Saved data entries
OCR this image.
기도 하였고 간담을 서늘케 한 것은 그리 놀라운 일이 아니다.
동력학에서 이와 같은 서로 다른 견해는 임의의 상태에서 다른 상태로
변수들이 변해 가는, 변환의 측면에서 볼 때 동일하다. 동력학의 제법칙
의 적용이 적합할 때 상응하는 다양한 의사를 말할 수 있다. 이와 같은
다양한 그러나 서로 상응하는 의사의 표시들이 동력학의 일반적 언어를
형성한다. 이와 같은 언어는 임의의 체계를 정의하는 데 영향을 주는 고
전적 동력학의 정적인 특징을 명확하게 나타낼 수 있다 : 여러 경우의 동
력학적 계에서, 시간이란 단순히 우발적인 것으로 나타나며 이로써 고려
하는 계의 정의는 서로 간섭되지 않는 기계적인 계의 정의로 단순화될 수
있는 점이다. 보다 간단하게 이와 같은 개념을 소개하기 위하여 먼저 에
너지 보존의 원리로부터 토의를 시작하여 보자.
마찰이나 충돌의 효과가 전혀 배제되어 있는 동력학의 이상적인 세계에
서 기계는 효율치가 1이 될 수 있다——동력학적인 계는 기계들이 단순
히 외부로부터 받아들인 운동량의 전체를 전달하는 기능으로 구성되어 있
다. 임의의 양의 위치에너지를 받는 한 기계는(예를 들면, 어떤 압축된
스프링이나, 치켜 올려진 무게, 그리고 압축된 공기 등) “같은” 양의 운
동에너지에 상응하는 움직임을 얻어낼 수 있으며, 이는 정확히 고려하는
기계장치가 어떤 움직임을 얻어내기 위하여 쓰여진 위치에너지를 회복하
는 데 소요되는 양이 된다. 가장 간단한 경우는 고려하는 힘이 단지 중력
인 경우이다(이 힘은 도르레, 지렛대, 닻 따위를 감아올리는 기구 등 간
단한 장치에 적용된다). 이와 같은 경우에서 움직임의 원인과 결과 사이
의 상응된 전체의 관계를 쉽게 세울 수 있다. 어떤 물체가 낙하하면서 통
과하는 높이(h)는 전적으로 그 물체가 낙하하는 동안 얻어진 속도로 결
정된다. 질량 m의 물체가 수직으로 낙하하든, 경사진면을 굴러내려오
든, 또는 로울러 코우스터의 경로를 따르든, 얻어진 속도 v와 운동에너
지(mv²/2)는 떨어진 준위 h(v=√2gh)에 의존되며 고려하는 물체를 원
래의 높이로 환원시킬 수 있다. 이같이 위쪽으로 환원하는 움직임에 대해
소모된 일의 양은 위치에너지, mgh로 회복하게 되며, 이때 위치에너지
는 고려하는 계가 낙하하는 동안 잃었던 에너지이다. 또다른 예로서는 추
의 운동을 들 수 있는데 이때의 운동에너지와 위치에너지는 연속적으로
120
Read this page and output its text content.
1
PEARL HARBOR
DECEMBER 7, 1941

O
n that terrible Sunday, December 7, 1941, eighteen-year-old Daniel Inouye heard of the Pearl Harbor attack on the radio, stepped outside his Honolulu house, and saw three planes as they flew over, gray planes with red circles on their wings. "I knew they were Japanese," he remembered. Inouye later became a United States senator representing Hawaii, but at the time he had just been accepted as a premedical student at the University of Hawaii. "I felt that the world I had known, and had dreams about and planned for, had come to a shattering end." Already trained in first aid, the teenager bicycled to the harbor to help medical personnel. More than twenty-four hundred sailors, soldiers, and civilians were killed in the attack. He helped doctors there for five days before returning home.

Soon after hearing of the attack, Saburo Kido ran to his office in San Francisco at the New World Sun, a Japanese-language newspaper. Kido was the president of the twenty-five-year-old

# [Your task]
Pull out the lines above in which the word "위치에너지를" appears.

# [Solution to this exercise]
다. 임의의 양의 위치에너지를 받는 한 기계는(예를 들면, 어떤 압축된
기계장치가 어떤 움직임을 얻어내기 위하여 쓰여진 위치에너지를 회복하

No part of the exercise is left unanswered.